◆ **TASK STATEMENT**:
Your answer should be only a number: how many lines include the word "recording".

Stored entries
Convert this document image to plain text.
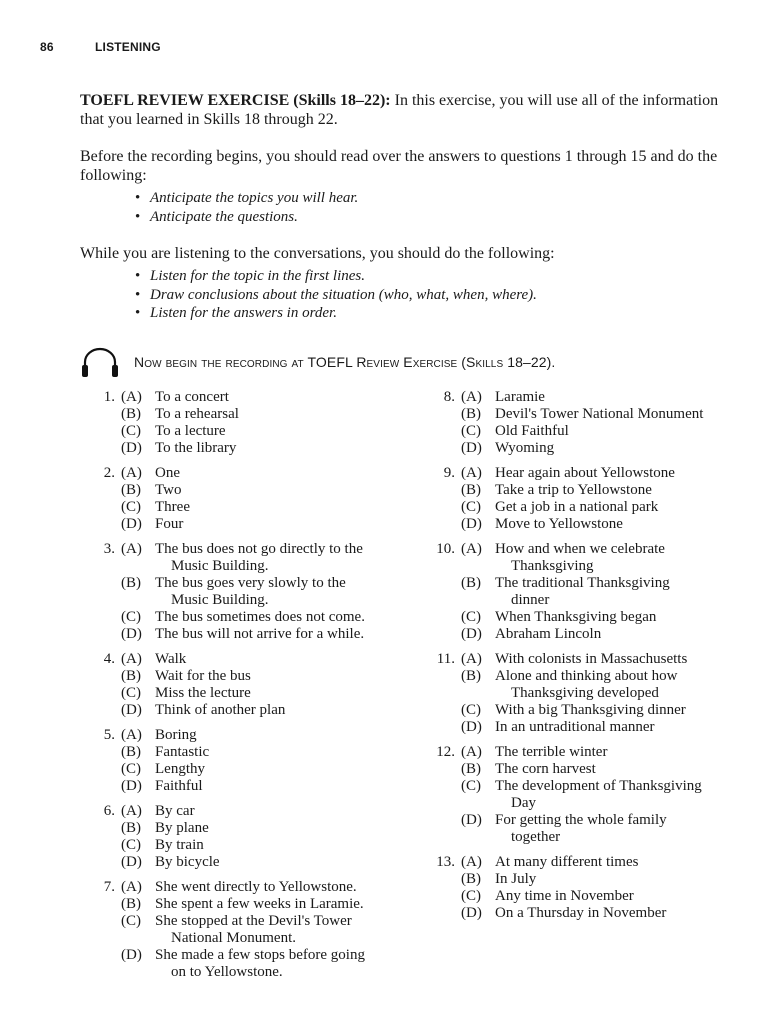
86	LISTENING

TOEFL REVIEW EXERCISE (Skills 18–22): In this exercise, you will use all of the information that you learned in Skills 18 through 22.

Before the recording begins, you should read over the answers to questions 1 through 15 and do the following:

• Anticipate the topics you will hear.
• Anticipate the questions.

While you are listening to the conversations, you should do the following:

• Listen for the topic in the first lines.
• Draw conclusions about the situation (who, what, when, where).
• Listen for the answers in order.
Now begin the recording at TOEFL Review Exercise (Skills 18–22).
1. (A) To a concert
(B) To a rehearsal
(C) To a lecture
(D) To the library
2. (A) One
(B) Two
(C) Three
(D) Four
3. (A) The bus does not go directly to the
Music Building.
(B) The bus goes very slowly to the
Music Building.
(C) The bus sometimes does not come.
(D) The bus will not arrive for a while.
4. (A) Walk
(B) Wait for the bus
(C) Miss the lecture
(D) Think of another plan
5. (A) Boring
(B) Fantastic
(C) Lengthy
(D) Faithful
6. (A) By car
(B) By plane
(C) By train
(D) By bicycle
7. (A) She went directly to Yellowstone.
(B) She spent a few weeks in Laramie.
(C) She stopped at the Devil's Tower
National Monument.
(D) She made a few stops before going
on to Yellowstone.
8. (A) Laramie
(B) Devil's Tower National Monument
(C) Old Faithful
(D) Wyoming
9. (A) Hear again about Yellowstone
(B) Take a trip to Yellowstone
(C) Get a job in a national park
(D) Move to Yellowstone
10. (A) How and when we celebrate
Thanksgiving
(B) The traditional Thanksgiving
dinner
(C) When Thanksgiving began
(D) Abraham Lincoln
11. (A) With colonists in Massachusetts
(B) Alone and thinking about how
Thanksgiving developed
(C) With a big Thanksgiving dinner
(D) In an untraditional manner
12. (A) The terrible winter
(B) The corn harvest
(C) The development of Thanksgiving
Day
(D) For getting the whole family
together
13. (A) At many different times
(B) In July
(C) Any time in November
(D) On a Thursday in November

◆ **TASK OUTPUT**:
2